◆ **Work required**: Which lines hold the word "Best"? Copy each one.

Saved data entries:

============================================================

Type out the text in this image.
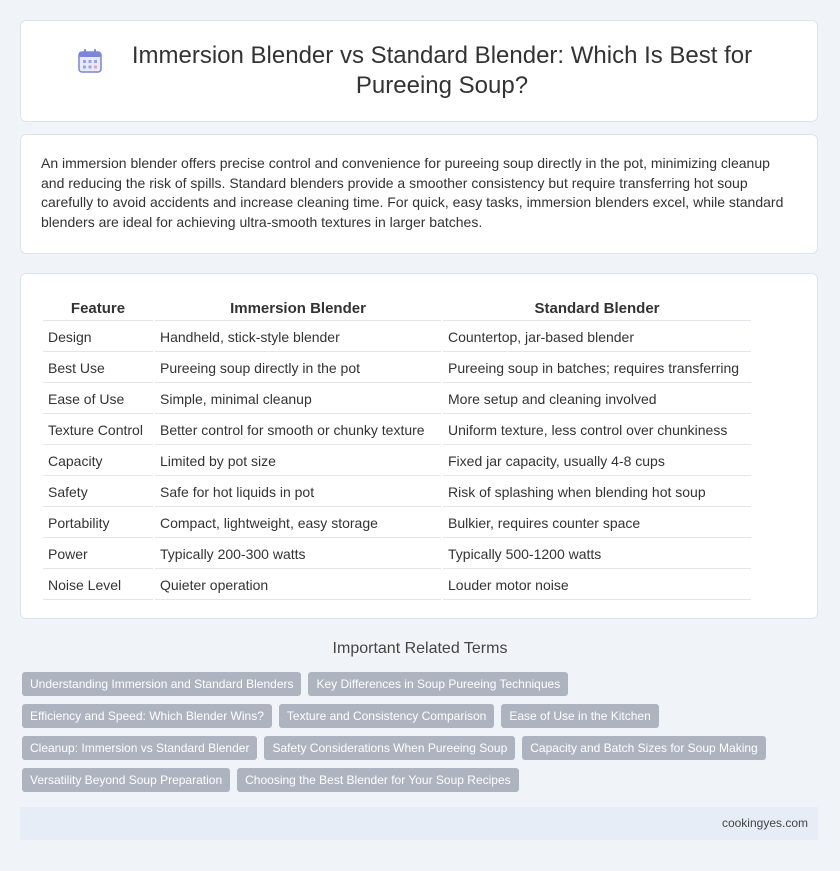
Immersion Blender vs Standard Blender: Which Is Best for Pureeing Soup?

An immersion blender offers precise control and convenience for pureeing soup directly in the pot, minimizing cleanup and reducing the risk of spills. Standard blenders provide a smoother consistency but require transferring hot soup carefully to avoid accidents and increase cleaning time. For quick, easy tasks, immersion blenders excel, while standard blenders are ideal for achieving ultra-smooth textures in larger batches.

Feature	Immersion Blender	Standard Blender
Design	Handheld, stick-style blender	Countertop, jar-based blender
Best Use	Pureeing soup directly in the pot	Pureeing soup in batches; requires transferring
Ease of Use	Simple, minimal cleanup	More setup and cleaning involved
Texture Control	Better control for smooth or chunky texture	Uniform texture, less control over chunkiness
Capacity	Limited by pot size	Fixed jar capacity, usually 4-8 cups
Safety	Safe for hot liquids in pot	Risk of splashing when blending hot soup
Portability	Compact, lightweight, easy storage	Bulkier, requires counter space
Power	Typically 200-300 watts	Typically 500-1200 watts
Noise Level	Quieter operation	Louder motor noise
Important Related Terms
Understanding Immersion and Standard Blenders	Key Differences in Soup Pureeing Techniques
Efficiency and Speed: Which Blender Wins?	Texture and Consistency Comparison	Ease of Use in the Kitchen
Cleanup: Immersion vs Standard Blender	Safety Considerations When Pureeing Soup	Capacity and Batch Sizes for Soup Making
Versatility Beyond Soup Preparation	Choosing the Best Blender for Your Soup Recipes
cookingyes.com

============================================================

◆ **Complete answer**:
Immersion Blender vs Standard Blender: Which Is Best for Pureeing Soup?
Best Use	Pureeing soup directly in the pot	Pureeing soup in batches; requires transferring
Versatility Beyond Soup Preparation	Choosing the Best Blender for Your Soup Recipes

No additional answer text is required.